## Short task
What is the number of lines in the entries below that include the word "features"? Provide the number only.
[Start of Material for the task]
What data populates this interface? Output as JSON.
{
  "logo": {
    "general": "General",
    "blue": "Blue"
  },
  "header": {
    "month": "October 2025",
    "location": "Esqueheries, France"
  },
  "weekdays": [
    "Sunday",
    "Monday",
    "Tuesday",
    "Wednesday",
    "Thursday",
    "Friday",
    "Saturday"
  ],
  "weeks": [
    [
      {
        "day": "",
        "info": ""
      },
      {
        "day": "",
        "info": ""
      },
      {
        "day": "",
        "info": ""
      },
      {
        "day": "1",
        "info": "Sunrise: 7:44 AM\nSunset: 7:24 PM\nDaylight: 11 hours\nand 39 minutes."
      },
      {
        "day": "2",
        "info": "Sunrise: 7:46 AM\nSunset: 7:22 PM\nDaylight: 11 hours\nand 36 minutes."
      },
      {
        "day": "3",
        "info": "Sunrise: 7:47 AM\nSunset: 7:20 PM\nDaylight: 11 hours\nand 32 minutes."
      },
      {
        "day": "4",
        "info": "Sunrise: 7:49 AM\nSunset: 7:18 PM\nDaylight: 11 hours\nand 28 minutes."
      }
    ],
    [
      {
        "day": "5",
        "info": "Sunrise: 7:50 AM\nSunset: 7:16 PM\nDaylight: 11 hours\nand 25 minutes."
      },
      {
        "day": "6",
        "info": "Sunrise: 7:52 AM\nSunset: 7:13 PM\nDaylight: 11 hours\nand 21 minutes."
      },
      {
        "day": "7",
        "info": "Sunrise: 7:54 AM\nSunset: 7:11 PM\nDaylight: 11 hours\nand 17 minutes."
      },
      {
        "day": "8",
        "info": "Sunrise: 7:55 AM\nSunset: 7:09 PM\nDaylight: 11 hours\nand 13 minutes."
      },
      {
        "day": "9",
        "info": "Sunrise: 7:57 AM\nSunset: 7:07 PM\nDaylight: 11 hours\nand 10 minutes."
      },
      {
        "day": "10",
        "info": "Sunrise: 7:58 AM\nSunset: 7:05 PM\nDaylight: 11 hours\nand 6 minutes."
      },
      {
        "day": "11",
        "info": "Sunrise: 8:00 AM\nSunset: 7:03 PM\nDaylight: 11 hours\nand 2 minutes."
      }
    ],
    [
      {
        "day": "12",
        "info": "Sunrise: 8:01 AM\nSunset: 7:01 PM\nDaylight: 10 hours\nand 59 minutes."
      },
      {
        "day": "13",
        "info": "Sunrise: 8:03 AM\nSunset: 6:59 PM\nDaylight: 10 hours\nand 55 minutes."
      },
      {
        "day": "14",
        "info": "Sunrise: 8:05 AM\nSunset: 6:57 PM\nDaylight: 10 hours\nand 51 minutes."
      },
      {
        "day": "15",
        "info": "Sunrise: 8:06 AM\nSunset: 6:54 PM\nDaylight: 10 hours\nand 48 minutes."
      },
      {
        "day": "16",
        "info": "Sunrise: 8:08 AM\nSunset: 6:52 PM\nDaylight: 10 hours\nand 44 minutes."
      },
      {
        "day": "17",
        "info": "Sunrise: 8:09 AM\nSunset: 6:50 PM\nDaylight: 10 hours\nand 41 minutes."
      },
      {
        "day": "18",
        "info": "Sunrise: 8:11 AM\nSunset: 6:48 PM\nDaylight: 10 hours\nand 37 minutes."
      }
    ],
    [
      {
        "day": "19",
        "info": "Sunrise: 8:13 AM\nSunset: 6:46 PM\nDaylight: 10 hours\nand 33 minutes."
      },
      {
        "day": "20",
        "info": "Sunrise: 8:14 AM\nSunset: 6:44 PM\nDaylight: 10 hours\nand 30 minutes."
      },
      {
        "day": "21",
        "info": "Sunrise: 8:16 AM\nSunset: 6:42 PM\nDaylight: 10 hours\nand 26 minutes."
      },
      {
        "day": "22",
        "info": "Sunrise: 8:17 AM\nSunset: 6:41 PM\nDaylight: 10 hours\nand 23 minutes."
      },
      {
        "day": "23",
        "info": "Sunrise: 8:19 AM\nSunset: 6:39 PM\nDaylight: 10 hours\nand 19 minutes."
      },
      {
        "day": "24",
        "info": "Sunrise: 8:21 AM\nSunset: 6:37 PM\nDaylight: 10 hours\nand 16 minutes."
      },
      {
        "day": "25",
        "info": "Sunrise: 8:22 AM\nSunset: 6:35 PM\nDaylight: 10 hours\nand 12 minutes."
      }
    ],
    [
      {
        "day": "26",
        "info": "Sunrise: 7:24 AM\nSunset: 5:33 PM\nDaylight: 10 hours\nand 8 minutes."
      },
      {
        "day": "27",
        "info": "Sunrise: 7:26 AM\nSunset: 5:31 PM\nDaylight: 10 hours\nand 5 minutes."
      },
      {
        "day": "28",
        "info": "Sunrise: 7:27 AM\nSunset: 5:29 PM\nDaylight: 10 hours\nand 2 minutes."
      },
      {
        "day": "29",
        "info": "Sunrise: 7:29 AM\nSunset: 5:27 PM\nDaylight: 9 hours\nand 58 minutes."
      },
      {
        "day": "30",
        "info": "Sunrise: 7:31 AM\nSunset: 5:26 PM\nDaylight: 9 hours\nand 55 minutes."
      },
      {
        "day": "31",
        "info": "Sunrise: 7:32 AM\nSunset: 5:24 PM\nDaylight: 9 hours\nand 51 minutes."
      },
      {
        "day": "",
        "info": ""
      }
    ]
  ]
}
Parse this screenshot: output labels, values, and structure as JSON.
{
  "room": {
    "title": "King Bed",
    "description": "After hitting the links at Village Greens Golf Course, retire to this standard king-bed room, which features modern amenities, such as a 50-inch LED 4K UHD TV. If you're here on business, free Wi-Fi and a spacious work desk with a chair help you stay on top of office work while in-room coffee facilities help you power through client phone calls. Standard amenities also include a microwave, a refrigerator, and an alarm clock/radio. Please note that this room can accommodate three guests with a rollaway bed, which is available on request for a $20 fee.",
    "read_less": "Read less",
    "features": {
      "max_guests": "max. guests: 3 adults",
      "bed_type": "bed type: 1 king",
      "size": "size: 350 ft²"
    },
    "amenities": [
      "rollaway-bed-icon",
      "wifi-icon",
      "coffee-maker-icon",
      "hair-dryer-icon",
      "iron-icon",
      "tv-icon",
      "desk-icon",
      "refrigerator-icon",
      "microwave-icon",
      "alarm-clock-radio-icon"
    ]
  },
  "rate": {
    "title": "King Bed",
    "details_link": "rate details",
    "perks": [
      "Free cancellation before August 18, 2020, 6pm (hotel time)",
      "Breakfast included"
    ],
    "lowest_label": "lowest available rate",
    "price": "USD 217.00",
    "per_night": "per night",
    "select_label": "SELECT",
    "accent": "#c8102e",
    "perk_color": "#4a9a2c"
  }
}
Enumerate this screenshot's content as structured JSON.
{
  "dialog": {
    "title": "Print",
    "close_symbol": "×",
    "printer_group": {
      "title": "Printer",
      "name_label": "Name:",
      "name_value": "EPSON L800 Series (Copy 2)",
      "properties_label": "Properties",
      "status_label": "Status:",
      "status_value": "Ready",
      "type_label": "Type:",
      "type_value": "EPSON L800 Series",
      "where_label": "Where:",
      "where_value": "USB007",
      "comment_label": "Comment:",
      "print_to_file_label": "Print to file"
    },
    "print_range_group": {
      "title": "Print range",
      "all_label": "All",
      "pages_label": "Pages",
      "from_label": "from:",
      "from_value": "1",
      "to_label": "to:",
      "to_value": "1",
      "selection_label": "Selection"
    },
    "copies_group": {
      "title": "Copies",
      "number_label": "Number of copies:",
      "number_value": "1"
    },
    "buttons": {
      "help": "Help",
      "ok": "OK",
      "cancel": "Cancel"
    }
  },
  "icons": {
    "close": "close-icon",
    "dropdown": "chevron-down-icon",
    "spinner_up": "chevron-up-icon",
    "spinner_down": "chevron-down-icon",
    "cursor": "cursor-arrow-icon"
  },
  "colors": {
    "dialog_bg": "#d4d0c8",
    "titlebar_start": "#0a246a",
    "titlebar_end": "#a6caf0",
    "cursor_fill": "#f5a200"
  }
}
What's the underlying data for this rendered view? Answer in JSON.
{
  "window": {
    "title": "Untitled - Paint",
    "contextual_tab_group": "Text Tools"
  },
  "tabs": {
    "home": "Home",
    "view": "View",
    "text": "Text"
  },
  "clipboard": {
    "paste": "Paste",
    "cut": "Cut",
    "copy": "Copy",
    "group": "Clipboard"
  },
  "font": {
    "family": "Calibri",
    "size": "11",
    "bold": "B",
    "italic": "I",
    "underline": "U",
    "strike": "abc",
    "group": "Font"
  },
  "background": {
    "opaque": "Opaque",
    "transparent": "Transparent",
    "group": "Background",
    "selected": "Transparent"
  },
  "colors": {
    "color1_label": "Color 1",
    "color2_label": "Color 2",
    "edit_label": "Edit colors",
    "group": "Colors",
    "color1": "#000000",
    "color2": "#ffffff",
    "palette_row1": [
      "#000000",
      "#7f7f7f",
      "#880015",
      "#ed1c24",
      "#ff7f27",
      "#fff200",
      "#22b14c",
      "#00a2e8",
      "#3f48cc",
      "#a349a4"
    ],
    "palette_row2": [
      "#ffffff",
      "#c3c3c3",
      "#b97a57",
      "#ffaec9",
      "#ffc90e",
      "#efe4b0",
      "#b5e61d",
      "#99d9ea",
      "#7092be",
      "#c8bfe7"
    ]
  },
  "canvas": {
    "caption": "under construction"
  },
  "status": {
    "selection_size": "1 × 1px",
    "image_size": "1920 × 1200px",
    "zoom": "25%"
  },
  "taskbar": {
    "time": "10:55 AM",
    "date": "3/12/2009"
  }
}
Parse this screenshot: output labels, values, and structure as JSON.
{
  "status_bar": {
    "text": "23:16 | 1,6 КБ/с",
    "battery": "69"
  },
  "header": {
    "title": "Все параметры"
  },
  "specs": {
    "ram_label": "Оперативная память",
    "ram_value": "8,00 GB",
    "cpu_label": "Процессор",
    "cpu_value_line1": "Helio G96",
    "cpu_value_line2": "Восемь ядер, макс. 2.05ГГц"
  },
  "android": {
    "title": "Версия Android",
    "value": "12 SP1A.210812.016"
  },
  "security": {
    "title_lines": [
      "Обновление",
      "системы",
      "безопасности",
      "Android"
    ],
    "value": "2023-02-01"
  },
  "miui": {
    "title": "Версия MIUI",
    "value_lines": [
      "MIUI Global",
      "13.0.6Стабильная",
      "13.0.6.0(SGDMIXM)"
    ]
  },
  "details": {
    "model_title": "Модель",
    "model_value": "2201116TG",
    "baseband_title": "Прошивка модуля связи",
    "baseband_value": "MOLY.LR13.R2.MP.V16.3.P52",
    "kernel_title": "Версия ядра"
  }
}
[End of Material for the task]
## Full answer
2